◆ **GIVEN ENTRIES**:
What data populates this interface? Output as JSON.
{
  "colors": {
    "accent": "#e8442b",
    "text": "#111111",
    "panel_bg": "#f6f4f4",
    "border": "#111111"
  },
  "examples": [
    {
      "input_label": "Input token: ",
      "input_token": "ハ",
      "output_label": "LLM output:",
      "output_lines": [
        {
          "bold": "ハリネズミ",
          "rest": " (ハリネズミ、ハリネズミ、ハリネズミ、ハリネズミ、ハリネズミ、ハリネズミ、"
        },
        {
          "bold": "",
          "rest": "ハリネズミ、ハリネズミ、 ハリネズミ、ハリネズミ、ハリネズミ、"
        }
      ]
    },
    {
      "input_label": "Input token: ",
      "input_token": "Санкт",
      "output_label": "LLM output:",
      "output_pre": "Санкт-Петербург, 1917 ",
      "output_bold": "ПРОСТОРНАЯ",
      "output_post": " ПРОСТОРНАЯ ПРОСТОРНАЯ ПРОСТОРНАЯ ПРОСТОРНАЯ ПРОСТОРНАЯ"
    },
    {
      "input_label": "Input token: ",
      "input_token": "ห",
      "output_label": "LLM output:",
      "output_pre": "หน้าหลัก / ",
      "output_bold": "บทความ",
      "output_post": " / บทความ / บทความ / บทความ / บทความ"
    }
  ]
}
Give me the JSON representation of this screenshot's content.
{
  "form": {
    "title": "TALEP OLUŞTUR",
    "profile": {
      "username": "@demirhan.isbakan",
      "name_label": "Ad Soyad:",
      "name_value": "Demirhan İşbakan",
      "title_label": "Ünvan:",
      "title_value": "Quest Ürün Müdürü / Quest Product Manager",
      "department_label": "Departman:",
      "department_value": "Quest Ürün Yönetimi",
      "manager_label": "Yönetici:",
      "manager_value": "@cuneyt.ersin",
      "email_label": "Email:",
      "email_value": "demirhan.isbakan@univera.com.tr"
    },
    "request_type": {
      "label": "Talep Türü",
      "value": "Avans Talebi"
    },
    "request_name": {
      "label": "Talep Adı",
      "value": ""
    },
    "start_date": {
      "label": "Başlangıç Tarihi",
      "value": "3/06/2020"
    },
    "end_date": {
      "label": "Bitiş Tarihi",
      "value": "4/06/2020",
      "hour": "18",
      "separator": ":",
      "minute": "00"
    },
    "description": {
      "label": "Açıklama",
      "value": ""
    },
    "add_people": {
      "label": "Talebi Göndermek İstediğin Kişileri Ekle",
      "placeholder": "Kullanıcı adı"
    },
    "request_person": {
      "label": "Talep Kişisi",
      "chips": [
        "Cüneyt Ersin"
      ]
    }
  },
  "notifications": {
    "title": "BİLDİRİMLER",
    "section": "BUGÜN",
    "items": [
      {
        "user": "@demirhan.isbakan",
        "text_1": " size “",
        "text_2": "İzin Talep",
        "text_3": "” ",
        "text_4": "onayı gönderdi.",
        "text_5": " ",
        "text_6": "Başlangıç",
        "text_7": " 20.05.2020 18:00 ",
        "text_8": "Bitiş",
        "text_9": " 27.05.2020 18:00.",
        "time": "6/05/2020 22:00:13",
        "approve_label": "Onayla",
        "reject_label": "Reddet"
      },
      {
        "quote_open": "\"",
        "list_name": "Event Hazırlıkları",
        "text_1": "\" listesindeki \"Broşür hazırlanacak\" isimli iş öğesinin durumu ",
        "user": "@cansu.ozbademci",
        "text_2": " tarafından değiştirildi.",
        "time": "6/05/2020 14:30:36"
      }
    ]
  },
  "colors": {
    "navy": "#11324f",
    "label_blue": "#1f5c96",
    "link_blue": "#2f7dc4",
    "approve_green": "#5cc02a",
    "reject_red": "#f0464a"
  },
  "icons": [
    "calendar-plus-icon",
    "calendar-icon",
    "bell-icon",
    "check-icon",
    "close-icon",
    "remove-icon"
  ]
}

◆ **EXERCISE**: Using the listing above, gather each line that holds the string "Başlangıç" and copy it.

◆ **ANSWER**:
      "label": "Başlangıç Tarihi",
        "text_6": "Başlangıç",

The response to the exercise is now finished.